**TASK ITEM:** Go through the records and write each one out again exactly.

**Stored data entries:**
::::::::::

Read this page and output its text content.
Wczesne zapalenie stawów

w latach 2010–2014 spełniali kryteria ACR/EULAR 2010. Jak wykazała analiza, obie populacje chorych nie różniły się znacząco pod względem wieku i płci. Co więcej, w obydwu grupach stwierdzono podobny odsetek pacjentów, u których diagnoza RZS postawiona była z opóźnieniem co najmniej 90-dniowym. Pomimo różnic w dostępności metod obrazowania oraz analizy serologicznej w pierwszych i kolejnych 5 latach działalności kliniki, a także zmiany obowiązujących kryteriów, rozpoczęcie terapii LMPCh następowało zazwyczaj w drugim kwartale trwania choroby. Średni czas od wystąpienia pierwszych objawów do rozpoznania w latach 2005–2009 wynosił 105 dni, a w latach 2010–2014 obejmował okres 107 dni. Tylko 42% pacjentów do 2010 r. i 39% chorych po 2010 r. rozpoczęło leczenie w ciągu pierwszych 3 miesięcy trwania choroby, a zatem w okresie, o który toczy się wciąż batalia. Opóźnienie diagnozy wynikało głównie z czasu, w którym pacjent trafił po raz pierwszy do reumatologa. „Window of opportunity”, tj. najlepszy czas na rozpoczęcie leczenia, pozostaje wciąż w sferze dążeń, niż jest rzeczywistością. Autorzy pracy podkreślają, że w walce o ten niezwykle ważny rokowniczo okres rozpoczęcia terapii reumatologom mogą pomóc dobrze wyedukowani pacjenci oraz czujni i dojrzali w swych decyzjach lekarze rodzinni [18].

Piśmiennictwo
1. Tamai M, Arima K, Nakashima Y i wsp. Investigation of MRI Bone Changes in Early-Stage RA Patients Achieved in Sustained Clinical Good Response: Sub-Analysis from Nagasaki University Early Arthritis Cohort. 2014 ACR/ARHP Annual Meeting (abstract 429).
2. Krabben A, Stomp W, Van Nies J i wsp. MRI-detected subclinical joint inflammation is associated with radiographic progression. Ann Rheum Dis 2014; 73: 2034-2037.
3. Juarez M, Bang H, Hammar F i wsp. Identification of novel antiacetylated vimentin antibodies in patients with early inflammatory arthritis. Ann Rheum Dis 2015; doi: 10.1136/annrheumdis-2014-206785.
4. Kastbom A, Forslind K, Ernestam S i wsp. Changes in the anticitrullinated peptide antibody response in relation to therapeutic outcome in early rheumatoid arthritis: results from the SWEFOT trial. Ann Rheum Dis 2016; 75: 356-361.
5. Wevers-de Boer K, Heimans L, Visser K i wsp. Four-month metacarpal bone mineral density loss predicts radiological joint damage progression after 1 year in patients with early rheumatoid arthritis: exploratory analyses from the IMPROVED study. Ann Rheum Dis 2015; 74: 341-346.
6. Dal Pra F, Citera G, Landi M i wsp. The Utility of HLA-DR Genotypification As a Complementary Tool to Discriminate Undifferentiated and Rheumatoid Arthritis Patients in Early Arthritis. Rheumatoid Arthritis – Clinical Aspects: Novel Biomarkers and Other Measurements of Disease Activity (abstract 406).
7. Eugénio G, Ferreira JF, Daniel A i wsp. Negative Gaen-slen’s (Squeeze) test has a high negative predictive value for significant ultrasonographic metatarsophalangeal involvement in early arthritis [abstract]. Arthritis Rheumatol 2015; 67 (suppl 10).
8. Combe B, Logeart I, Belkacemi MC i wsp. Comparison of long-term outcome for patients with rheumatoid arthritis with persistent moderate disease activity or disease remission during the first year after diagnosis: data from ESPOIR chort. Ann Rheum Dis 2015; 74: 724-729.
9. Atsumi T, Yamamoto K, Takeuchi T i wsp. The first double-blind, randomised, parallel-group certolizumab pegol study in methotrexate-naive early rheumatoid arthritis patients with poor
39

::::::::::

**SOLUTION FOR THIS PROBLEM:**
Read this page and output its text content.
Wczesne zapalenie stawów

w latach 2010–2014 spełniali kryteria ACR/EULAR 2010. Jak wykazała analiza, obie populacje chorych nie różniły się znacząco pod względem wieku i płci. Co więcej, w obydwu grupach stwierdzono podobny odsetek pacjentów, u których diagnoza RZS postawiona była z opóźnieniem co najmniej 90-dniowym. Pomimo różnic w dostępności metod obrazowania oraz analizy serologicznej w pierwszych i kolejnych 5 latach działalności kliniki, a także zmiany obowiązujących kryteriów, rozpoczęcie terapii LMPCh następowało zazwyczaj w drugim kwartale trwania choroby. Średni czas od wystąpienia pierwszych objawów do rozpoznania w latach 2005–2009 wynosił 105 dni, a w latach 2010–2014 obejmował okres 107 dni. Tylko 42% pacjentów do 2010 r. i 39% chorych po 2010 r. rozpoczęło leczenie w ciągu pierwszych 3 miesięcy trwania choroby, a zatem w okresie, o który toczy się wciąż batalia. Opóźnienie diagnozy wynikało głównie z czasu, w którym pacjent trafił po raz pierwszy do reumatologa. „Window of opportunity”, tj. najlepszy czas na rozpoczęcie leczenia, pozostaje wciąż w sferze dążeń, niż jest rzeczywistością. Autorzy pracy podkreślają, że w walce o ten niezwykle ważny rokowniczo okres rozpoczęcia terapii reumatologom mogą pomóc dobrze wyedukowani pacjenci oraz czujni i dojrzali w swych decyzjach lekarze rodzinni [18].

Piśmiennictwo
1. Tamai M, Arima K, Nakashima Y i wsp. Investigation of MRI Bone Changes in Early-Stage RA Patients Achieved in Sustained Clinical Good Response: Sub-Analysis from Nagasaki University Early Arthritis Cohort. 2014 ACR/ARHP Annual Meeting (abstract 429).
2. Krabben A, Stomp W, Van Nies J i wsp. MRI-detected subclinical joint inflammation is associated with radiographic progression. Ann Rheum Dis 2014; 73: 2034-2037.
3. Juarez M, Bang H, Hammar F i wsp. Identification of novel antiacetylated vimentin antibodies in patients with early inflammatory arthritis. Ann Rheum Dis 2015; doi: 10.1136/annrheumdis-2014-206785.
4. Kastbom A, Forslind K, Ernestam S i wsp. Changes in the anticitrullinated peptide antibody response in relation to therapeutic outcome in early rheumatoid arthritis: results from the SWEFOT trial. Ann Rheum Dis 2016; 75: 356-361.
5. Wevers-de Boer K, Heimans L, Visser K i wsp. Four-month metacarpal bone mineral density loss predicts radiological joint damage progression after 1 year in patients with early rheumatoid arthritis: exploratory analyses from the IMPROVED study. Ann Rheum Dis 2015; 74: 341-346.
6. Dal Pra F, Citera G, Landi M i wsp. The Utility of HLA-DR Genotypification As a Complementary Tool to Discriminate Undifferentiated and Rheumatoid Arthritis Patients in Early Arthritis. Rheumatoid Arthritis – Clinical Aspects: Novel Biomarkers and Other Measurements of Disease Activity (abstract 406).
7. Eugénio G, Ferreira JF, Daniel A i wsp. Negative Gaen-slen’s (Squeeze) test has a high negative predictive value for significant ultrasonographic metatarsophalangeal involvement in early arthritis [abstract]. Arthritis Rheumatol 2015; 67 (suppl 10).
8. Combe B, Logeart I, Belkacemi MC i wsp. Comparison of long-term outcome for patients with rheumatoid arthritis with persistent moderate disease activity or disease remission during the first year after diagnosis: data from ESPOIR chort. Ann Rheum Dis 2015; 74: 724-729.
9. Atsumi T, Yamamoto K, Takeuchi T i wsp. The first double-blind, randomised, parallel-group certolizumab pegol study in methotrexate-naive early rheumatoid arthritis patients with poor
39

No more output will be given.